Extracted data entries:
[Start]

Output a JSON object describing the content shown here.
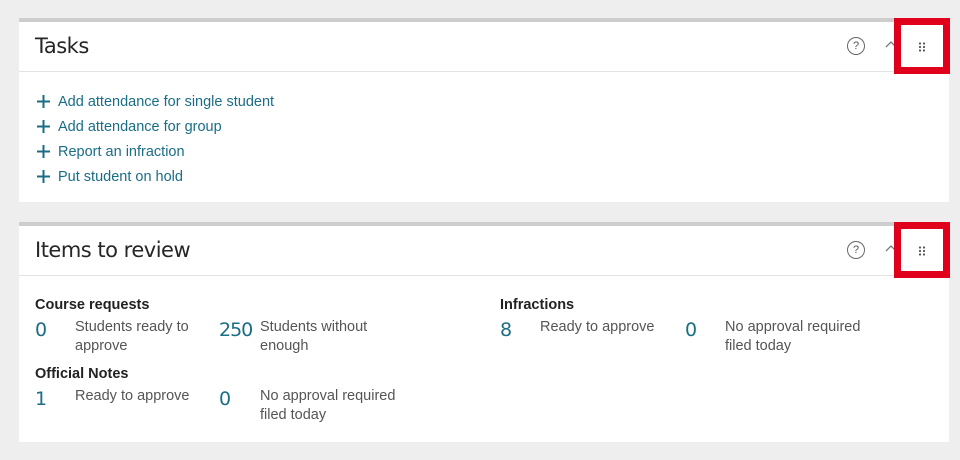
{
  "tasks": {
    "title": "Tasks",
    "help_symbol": "?",
    "items": [
      {
        "label": "Add attendance for single student"
      },
      {
        "label": "Add attendance for group"
      },
      {
        "label": "Report an infraction"
      },
      {
        "label": "Put student on hold"
      }
    ]
  },
  "review": {
    "title": "Items to review",
    "help_symbol": "?",
    "course_requests": {
      "title": "Course requests",
      "ready": {
        "value": "0",
        "label_1": "Students ready to",
        "label_2": "approve"
      },
      "without": {
        "value": "250",
        "label_1": "Students without",
        "label_2": "enough"
      }
    },
    "official_notes": {
      "title": "Official Notes",
      "ready": {
        "value": "1",
        "label_1": "Ready to approve"
      },
      "no_approval": {
        "value": "0",
        "label_1": "No approval required",
        "label_2": "filed today"
      }
    },
    "infractions": {
      "title": "Infractions",
      "ready": {
        "value": "8",
        "label_1": "Ready to approve"
      },
      "no_approval": {
        "value": "0",
        "label_1": "No approval required",
        "label_2": "filed today"
      }
    }
  },
  "colors": {
    "accent": "#1a6d86",
    "highlight": "#e0001b"
  },
  "icons": [
    "help-icon",
    "chevron-up-icon",
    "drag-handle-icon",
    "plus-icon"
  ]
}
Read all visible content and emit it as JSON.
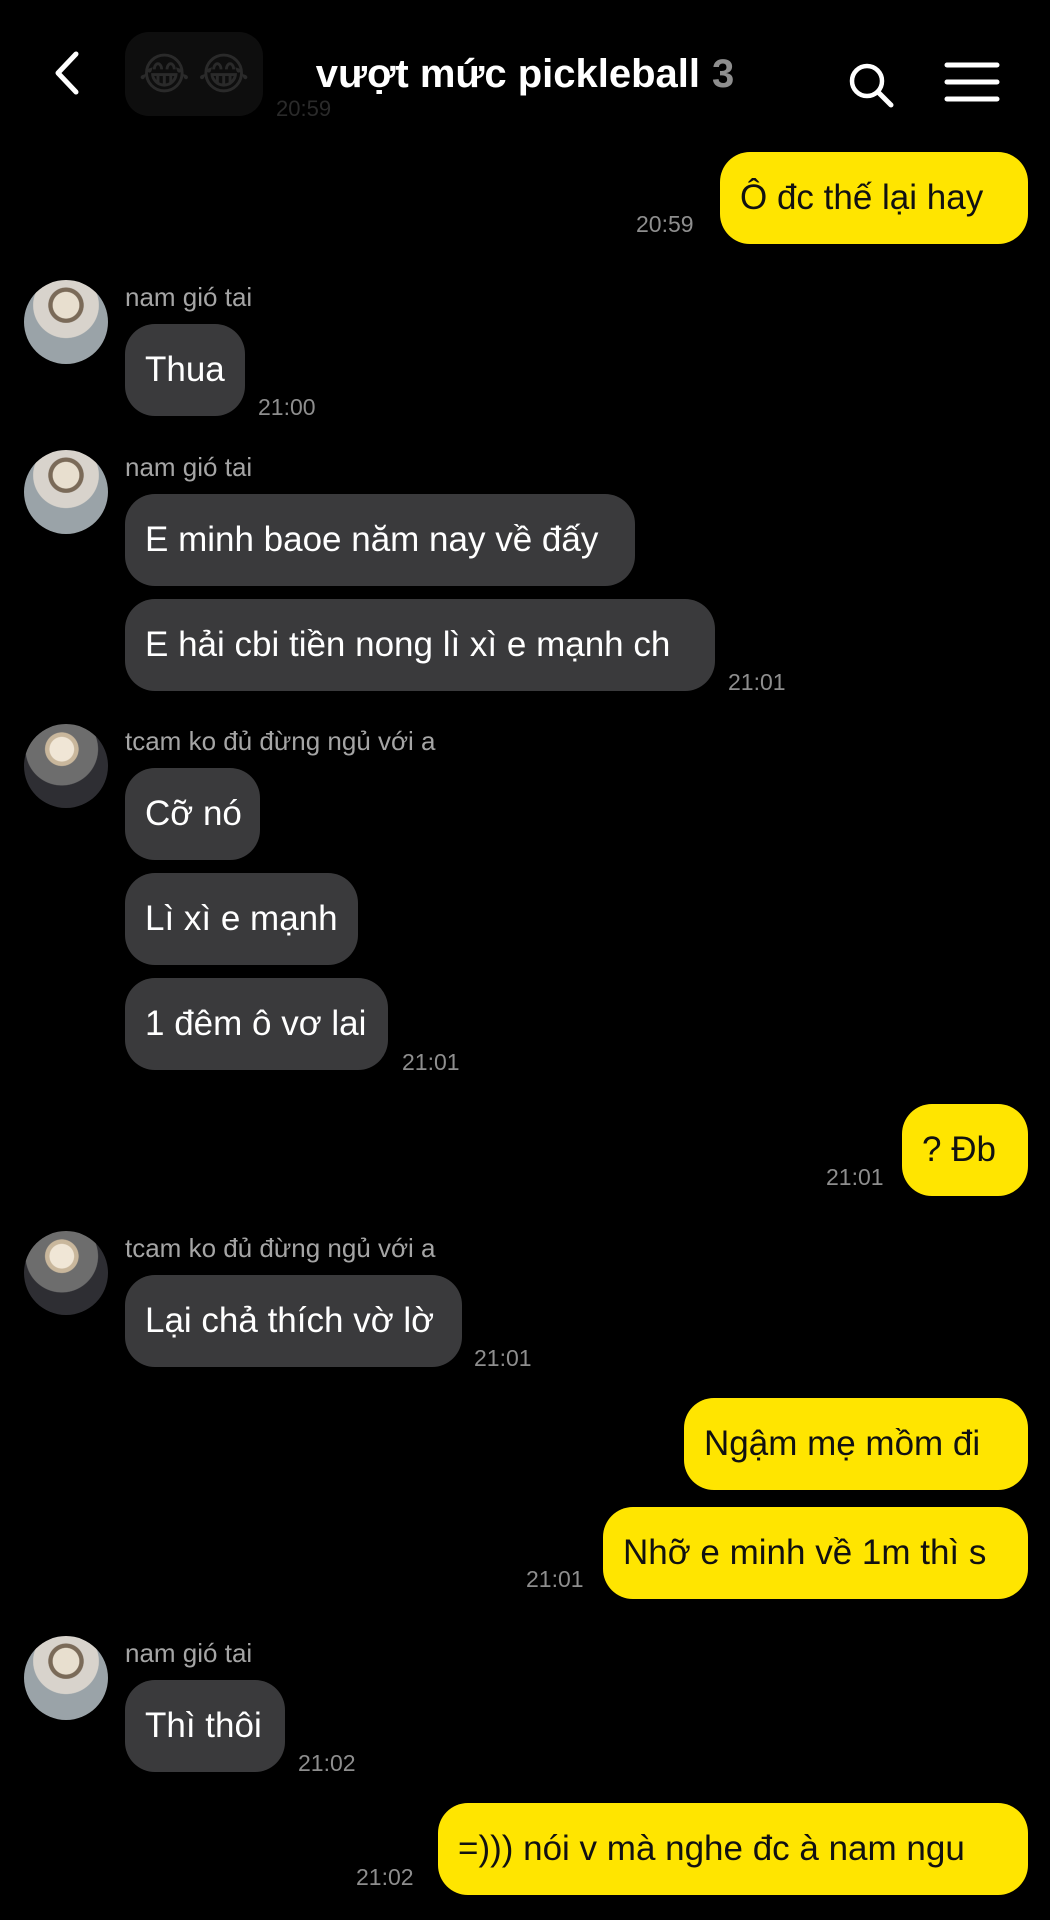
{
  "header": {
    "faded_time": "20:59",
    "title": "vượt mức pickleball",
    "member_count": "3"
  },
  "messages": {
    "m1": {
      "text": "Ô đc thế lại hay",
      "time": "20:59"
    },
    "m2": {
      "sender": "nam gió tai",
      "text": "Thua",
      "time": "21:00"
    },
    "m3": {
      "sender": "nam gió tai",
      "text1": "E minh baoe năm nay về đấy",
      "text2": "E hải cbi tiền nong lì xì e mạnh ch",
      "time": "21:01"
    },
    "m4": {
      "sender": "tcam ko đủ đừng ngủ với a",
      "text1": "Cỡ nó",
      "text2": "Lì xì e mạnh",
      "text3": "1 đêm ô vơ lai",
      "time": "21:01"
    },
    "m5": {
      "text": "? Đb",
      "time": "21:01"
    },
    "m6": {
      "sender": "tcam ko đủ đừng ngủ với a",
      "text": "Lại chả thích vờ lờ",
      "time": "21:01"
    },
    "m7": {
      "text1": "Ngậm mẹ mồm đi",
      "text2": "Nhỡ e minh về 1m thì s",
      "time": "21:01"
    },
    "m8": {
      "sender": "nam gió tai",
      "text": "Thì thôi",
      "time": "21:02"
    },
    "m9": {
      "text": "=))) nói v mà nghe đc à nam ngu",
      "time": "21:02"
    }
  }
}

[End]

- [Problem description]:
Report how many lines of the listing hold the string "minh", giving only the number.

- [Exercise answer]:
2